■ Given request: Reproduce the entries below, switching each "section-heading" for "section-header" and changing nothing else.

■ Data to use:
↓
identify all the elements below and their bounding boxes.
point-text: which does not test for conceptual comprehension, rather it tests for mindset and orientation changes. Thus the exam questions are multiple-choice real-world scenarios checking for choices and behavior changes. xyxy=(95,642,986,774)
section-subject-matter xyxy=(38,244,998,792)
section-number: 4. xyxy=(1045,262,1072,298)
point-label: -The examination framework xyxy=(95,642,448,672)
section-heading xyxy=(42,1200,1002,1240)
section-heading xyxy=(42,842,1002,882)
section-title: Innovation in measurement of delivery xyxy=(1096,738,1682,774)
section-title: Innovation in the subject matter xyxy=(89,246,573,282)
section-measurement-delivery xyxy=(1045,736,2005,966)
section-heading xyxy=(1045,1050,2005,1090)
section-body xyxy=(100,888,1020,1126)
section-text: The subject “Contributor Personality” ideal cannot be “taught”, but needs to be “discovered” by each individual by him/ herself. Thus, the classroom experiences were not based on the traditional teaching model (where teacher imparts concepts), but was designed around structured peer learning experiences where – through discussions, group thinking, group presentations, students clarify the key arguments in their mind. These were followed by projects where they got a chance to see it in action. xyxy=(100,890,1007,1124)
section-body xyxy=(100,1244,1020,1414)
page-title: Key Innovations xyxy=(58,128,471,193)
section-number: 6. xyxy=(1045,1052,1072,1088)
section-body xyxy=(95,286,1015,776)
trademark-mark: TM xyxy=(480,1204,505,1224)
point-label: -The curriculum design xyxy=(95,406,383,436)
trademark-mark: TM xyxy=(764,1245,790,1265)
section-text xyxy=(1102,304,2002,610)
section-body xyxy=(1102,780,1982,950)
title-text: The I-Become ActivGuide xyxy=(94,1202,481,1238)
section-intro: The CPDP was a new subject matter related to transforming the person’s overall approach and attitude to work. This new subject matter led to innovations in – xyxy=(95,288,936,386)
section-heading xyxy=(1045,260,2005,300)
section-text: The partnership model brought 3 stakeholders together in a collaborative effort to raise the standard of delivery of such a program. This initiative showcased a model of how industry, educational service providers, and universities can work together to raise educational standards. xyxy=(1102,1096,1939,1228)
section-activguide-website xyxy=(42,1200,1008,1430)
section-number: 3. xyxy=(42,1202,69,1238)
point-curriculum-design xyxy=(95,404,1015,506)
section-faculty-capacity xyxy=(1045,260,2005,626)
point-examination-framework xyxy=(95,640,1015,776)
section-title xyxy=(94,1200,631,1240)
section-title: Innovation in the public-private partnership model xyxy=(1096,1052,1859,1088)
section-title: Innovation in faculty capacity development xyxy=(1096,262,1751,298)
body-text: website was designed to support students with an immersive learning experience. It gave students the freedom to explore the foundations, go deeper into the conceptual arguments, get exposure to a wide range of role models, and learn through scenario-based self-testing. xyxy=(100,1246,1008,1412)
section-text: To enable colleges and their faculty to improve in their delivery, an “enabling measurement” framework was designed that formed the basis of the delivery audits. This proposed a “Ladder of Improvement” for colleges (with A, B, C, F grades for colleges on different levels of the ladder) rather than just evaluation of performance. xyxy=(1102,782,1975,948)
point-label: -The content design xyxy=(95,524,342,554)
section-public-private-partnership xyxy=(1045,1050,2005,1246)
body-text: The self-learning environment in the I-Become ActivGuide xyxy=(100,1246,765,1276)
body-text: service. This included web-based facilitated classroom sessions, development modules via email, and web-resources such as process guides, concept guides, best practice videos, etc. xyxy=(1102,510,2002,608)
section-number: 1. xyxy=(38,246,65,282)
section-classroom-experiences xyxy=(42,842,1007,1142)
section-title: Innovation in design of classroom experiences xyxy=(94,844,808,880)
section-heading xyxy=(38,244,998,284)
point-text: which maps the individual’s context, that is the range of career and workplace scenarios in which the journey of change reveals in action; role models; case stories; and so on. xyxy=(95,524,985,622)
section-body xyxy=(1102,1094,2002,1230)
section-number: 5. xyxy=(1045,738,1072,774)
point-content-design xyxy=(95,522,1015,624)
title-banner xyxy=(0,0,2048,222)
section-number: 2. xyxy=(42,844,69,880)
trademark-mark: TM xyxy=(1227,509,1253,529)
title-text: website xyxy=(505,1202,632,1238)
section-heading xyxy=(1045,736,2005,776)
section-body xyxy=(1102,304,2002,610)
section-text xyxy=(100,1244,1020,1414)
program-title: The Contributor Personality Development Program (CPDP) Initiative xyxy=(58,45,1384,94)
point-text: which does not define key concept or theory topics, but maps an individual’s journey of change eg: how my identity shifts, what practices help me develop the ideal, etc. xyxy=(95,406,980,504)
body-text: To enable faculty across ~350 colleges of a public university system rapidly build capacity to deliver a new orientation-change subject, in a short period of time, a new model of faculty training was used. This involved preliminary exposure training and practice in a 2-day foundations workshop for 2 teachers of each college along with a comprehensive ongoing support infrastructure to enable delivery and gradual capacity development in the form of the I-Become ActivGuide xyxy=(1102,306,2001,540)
↑
■ Problem solution:
identify all the elements below and their bounding boxes.
point-text: which does not test for conceptual comprehension, rather it tests for mindset and orientation changes. Thus the exam questions are multiple-choice real-world scenarios checking for choices and behavior changes. xyxy=(95,642,986,774)
section-subject-matter xyxy=(38,244,998,792)
section-number: 4. xyxy=(1045,262,1072,298)
point-label: -The examination framework xyxy=(95,642,448,672)
section-header xyxy=(42,1200,1002,1240)
section-header xyxy=(42,842,1002,882)
section-title: Innovation in measurement of delivery xyxy=(1096,738,1682,774)
section-title: Innovation in the subject matter xyxy=(89,246,573,282)
section-measurement-delivery xyxy=(1045,736,2005,966)
section-header xyxy=(1045,1050,2005,1090)
section-body xyxy=(100,888,1020,1126)
section-text: The subject “Contributor Personality” ideal cannot be “taught”, but needs to be “discovered” by each individual by him/ herself. Thus, the classroom experiences were not based on the traditional teaching model (where teacher imparts concepts), but was designed around structured peer learning experiences where – through discussions, group thinking, group presentations, students clarify the key arguments in their mind. These were followed by projects where they got a chance to see it in action. xyxy=(100,890,1007,1124)
section-body xyxy=(100,1244,1020,1414)
page-title: Key Innovations xyxy=(58,128,471,193)
section-number: 6. xyxy=(1045,1052,1072,1088)
section-body xyxy=(95,286,1015,776)
trademark-mark: TM xyxy=(480,1204,505,1224)
point-label: -The curriculum design xyxy=(95,406,383,436)
trademark-mark: TM xyxy=(764,1245,790,1265)
section-text xyxy=(1102,304,2002,610)
section-body xyxy=(1102,780,1982,950)
title-text: The I-Become ActivGuide xyxy=(94,1202,481,1238)
section-intro: The CPDP was a new subject matter related to transforming the person’s overall approach and attitude to work. This new subject matter led to innovations in – xyxy=(95,288,936,386)
section-header xyxy=(1045,260,2005,300)
section-text: The partnership model brought 3 stakeholders together in a collaborative effort to raise the standard of delivery of such a program. This initiative showcased a model of how industry, educational service providers, and universities can work together to raise educational standards. xyxy=(1102,1096,1939,1228)
section-activguide-website xyxy=(42,1200,1008,1430)
section-number: 3. xyxy=(42,1202,69,1238)
point-curriculum-design xyxy=(95,404,1015,506)
section-faculty-capacity xyxy=(1045,260,2005,626)
point-examination-framework xyxy=(95,640,1015,776)
section-title xyxy=(94,1200,631,1240)
section-title: Innovation in the public-private partnership model xyxy=(1096,1052,1859,1088)
section-title: Innovation in faculty capacity development xyxy=(1096,262,1751,298)
body-text: website was designed to support students with an immersive learning experience. It gave students the freedom to explore the foundations, go deeper into the conceptual arguments, get exposure to a wide range of role models, and learn through scenario-based self-testing. xyxy=(100,1246,1008,1412)
section-text: To enable colleges and their faculty to improve in their delivery, an “enabling measurement” framework was designed that formed the basis of the delivery audits. This proposed a “Ladder of Improvement” for colleges (with A, B, C, F grades for colleges on different levels of the ladder) rather than just evaluation of performance. xyxy=(1102,782,1975,948)
point-label: -The content design xyxy=(95,524,342,554)
section-public-private-partnership xyxy=(1045,1050,2005,1246)
body-text: The self-learning environment in the I-Become ActivGuide xyxy=(100,1246,765,1276)
body-text: service. This included web-based facilitated classroom sessions, development modules via email, and web-resources such as process guides, concept guides, best practice videos, etc. xyxy=(1102,510,2002,608)
section-number: 1. xyxy=(38,246,65,282)
section-classroom-experiences xyxy=(42,842,1007,1142)
section-title: Innovation in design of classroom experiences xyxy=(94,844,808,880)
section-header xyxy=(38,244,998,284)
point-text: which maps the individual’s context, that is the range of career and workplace scenarios in which the journey of change reveals in action; role models; case stories; and so on. xyxy=(95,524,985,622)
section-body xyxy=(1102,1094,2002,1230)
section-number: 5. xyxy=(1045,738,1072,774)
point-content-design xyxy=(95,522,1015,624)
title-banner xyxy=(0,0,2048,222)
section-number: 2. xyxy=(42,844,69,880)
trademark-mark: TM xyxy=(1227,509,1253,529)
title-text: website xyxy=(505,1202,632,1238)
section-header xyxy=(1045,736,2005,776)
section-body xyxy=(1102,304,2002,610)
section-text xyxy=(100,1244,1020,1414)
program-title: The Contributor Personality Development Program (CPDP) Initiative xyxy=(58,45,1384,94)
point-text: which does not define key concept or theory topics, but maps an individual’s journey of change eg: how my identity shifts, what practices help me develop the ideal, etc. xyxy=(95,406,980,504)
body-text: To enable faculty across ~350 colleges of a public university system rapidly build capacity to deliver a new orientation-change subject, in a short period of time, a new model of faculty training was used. This involved preliminary exposure training and practice in a 2-day foundations workshop for 2 teachers of each college along with a comprehensive ongoing support infrastructure to enable delivery and gradual capacity development in the form of the I-Become ActivGuide xyxy=(1102,306,2001,540)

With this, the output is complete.